▸ **JOB**
Write out all of the records precisely. Skip anything that is a picture.

▸ **EXTRACTED RECORDS**

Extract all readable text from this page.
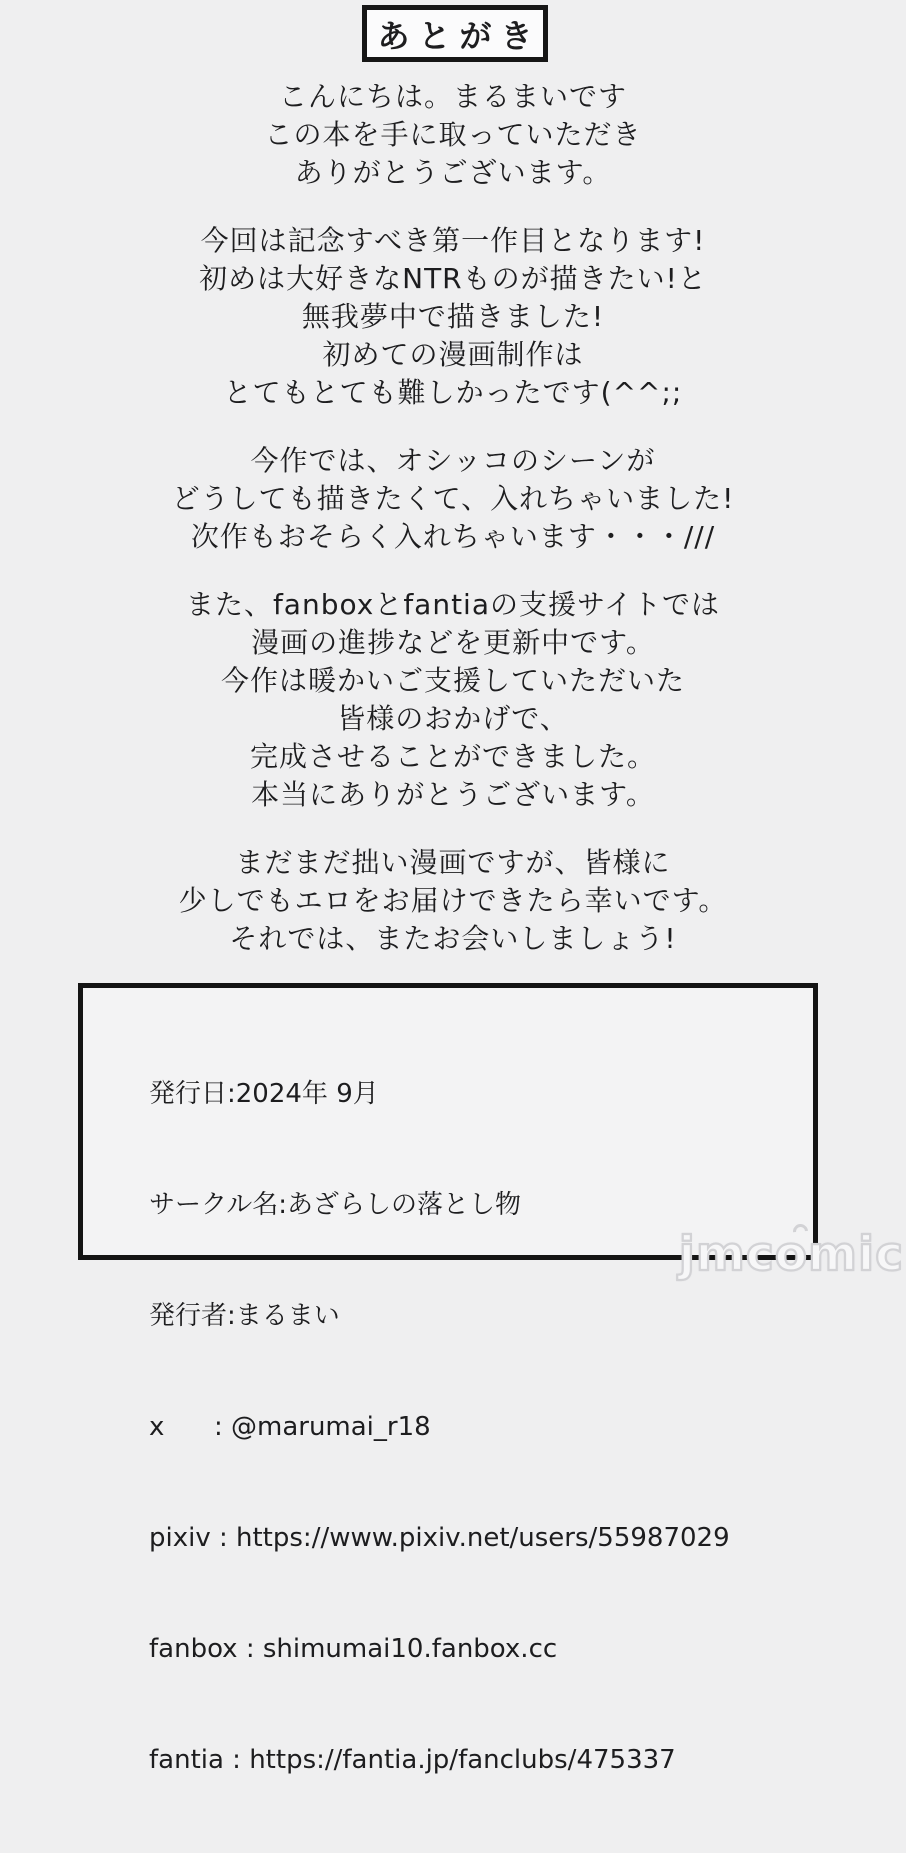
あとがき
こんにちは。まるまいです
この本を手に取っていただき
ありがとうございます。
今回は記念すべき第一作目となります!
初めは大好きなNTRものが描きたい!と
無我夢中で描きました!
初めての漫画制作は
とてもとても難しかったです(^^;;
今作では、オシッコのシーンが
どうしても描きたくて、入れちゃいました!
次作もおそらく入れちゃいます・・・///
また、fanboxとfantiaの支援サイトでは
漫画の進捗などを更新中です。
今作は暖かいご支援していただいた
皆様のおかげで、
完成させることができました。
本当にありがとうございます。
まだまだ拙い漫画ですが、皆様に
少しでもエロをお届けできたら幸いです。
それでは、またお会いしましょう!

発行日:2024年 9月

サークル名:あざらしの落とし物

発行者:まるまい

x      : @marumai_r18

pixiv : https://www.pixiv.net/users/55987029

fanbox : shimumai10.fanbox.cc

fantia : https://fantia.jp/fanclubs/475337

jmcomic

▸ **ANSWER TO THE EXERCISE**
Extract all readable text from this page.
あとがき
こんにちは。まるまいです
この本を手に取っていただき
ありがとうございます。
今回は記念すべき第一作目となります!
初めは大好きなNTRものが描きたい!と
無我夢中で描きました!
初めての漫画制作は
とてもとても難しかったです(^^;;
今作では、オシッコのシーンが
どうしても描きたくて、入れちゃいました!
次作もおそらく入れちゃいます・・・///
また、fanboxとfantiaの支援サイトでは
漫画の進捗などを更新中です。
今作は暖かいご支援していただいた
皆様のおかげで、
完成させることができました。
本当にありがとうございます。
まだまだ拙い漫画ですが、皆様に
少しでもエロをお届けできたら幸いです。
それでは、またお会いしましょう!

発行日:2024年 9月

サークル名:あざらしの落とし物

発行者:まるまい

x      : @marumai_r18

pixiv : https://www.pixiv.net/users/55987029

fanbox : shimumai10.fanbox.cc

fantia : https://fantia.jp/fanclubs/475337

jmcomic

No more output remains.